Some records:
※

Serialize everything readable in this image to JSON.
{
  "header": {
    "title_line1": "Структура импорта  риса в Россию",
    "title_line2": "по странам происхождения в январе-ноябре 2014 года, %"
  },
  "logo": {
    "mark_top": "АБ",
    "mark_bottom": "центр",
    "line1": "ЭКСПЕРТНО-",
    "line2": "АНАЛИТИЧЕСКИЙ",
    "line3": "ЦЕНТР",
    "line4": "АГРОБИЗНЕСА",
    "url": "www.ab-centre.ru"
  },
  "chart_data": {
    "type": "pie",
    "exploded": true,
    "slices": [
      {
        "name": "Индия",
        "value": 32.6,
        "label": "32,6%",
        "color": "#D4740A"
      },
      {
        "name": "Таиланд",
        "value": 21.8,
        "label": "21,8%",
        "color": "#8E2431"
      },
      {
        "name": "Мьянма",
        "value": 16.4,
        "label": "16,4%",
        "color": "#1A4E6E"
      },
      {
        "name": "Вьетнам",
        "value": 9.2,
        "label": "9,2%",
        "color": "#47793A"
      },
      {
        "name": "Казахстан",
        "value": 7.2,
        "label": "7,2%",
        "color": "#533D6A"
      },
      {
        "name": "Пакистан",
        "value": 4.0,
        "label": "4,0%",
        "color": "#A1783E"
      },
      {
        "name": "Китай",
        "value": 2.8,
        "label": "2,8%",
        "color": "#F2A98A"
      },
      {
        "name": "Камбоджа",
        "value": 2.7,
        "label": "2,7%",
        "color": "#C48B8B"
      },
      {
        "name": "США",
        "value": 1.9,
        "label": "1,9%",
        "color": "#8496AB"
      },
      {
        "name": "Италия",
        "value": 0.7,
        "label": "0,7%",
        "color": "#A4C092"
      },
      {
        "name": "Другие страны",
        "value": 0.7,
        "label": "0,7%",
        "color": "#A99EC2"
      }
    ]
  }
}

※

Job:
Reproduce each line of the material containing the word "value".

Solution to this exercise:
        "value": 32.6,
        "value": 21.8,
        "value": 16.4,
        "value": 9.2,
        "value": 7.2,
        "value": 4.0,
        "value": 2.8,
        "value": 2.7,
        "value": 1.9,
        "value": 0.7,
        "value": 0.7,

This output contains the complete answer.